SHORT PROBLEM
All entries must be repeated exactly; do not include the pictures.

[Data records]
..............................

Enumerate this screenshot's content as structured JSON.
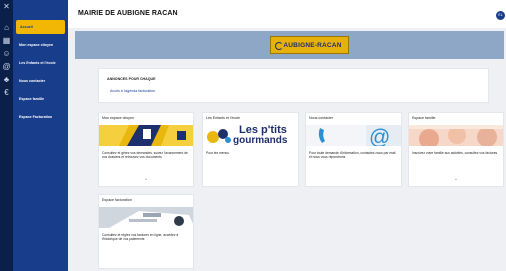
{
  "rail": {
    "icons": [
      "close-icon",
      "home-icon",
      "calendar-icon",
      "people-icon",
      "at-sign-icon",
      "family-icon",
      "euro-icon"
    ]
  },
  "sidebar": {
    "items": [
      {
        "label": "Accueil"
      },
      {
        "label": "Mon espace citoyen"
      },
      {
        "label": "Les Enfants et l'école"
      },
      {
        "label": "Nous contacter"
      },
      {
        "label": "Espace famille"
      },
      {
        "label": "Espace Facturation"
      }
    ]
  },
  "header": {
    "title": "MAIRIE DE AUBIGNE RACAN",
    "avatar": "EL"
  },
  "banner": {
    "logo_text": "AUBIGNE-RACAN"
  },
  "news": {
    "heading": "ANNONCES POUR CHAQUE",
    "link": "Accès à l'agenda facturation"
  },
  "cards": [
    {
      "title": "Mon espace citoyen",
      "text": "Consultez et gérez vos demandes, suivez l'avancement de vos dossiers et retrouvez vos documents"
    },
    {
      "title": "Les Enfants et l'école",
      "text": "Pour les menus",
      "logo_line1": "Les p'tits",
      "logo_line2": "gourmands"
    },
    {
      "title": "Nous contacter",
      "text": "Pour toute demande d'information, contactez-nous par mail et nous vous répondrons"
    },
    {
      "title": "Espace famille",
      "text": "Inscrivez votre famille aux activités, consultez vos factures"
    },
    {
      "title": "Espace facturation",
      "text": "Consultez et réglez vos factures en ligne, accédez à l'historique de vos paiements"
    }
  ],
  "colors": {
    "rail": "#0a1f4a",
    "sidebar": "#183d8a",
    "accent": "#f2b705",
    "banner": "#8ea7c7"
  }
}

..............................

THE RESPONSE
Enumerate this screenshot's content as structured JSON.
{
  "rail": {
    "icons": [
      "close-icon",
      "home-icon",
      "calendar-icon",
      "people-icon",
      "at-sign-icon",
      "family-icon",
      "euro-icon"
    ]
  },
  "sidebar": {
    "items": [
      {
        "label": "Accueil"
      },
      {
        "label": "Mon espace citoyen"
      },
      {
        "label": "Les Enfants et l'école"
      },
      {
        "label": "Nous contacter"
      },
      {
        "label": "Espace famille"
      },
      {
        "label": "Espace Facturation"
      }
    ]
  },
  "header": {
    "title": "MAIRIE DE AUBIGNE RACAN",
    "avatar": "EL"
  },
  "banner": {
    "logo_text": "AUBIGNE-RACAN"
  },
  "news": {
    "heading": "ANNONCES POUR CHAQUE",
    "link": "Accès à l'agenda facturation"
  },
  "cards": [
    {
      "title": "Mon espace citoyen",
      "text": "Consultez et gérez vos demandes, suivez l'avancement de vos dossiers et retrouvez vos documents"
    },
    {
      "title": "Les Enfants et l'école",
      "text": "Pour les menus",
      "logo_line1": "Les p'tits",
      "logo_line2": "gourmands"
    },
    {
      "title": "Nous contacter",
      "text": "Pour toute demande d'information, contactez-nous par mail et nous vous répondrons"
    },
    {
      "title": "Espace famille",
      "text": "Inscrivez votre famille aux activités, consultez vos factures"
    },
    {
      "title": "Espace facturation",
      "text": "Consultez et réglez vos factures en ligne, accédez à l'historique de vos paiements"
    }
  ],
  "colors": {
    "rail": "#0a1f4a",
    "sidebar": "#183d8a",
    "accent": "#f2b705",
    "banner": "#8ea7c7"
  }
}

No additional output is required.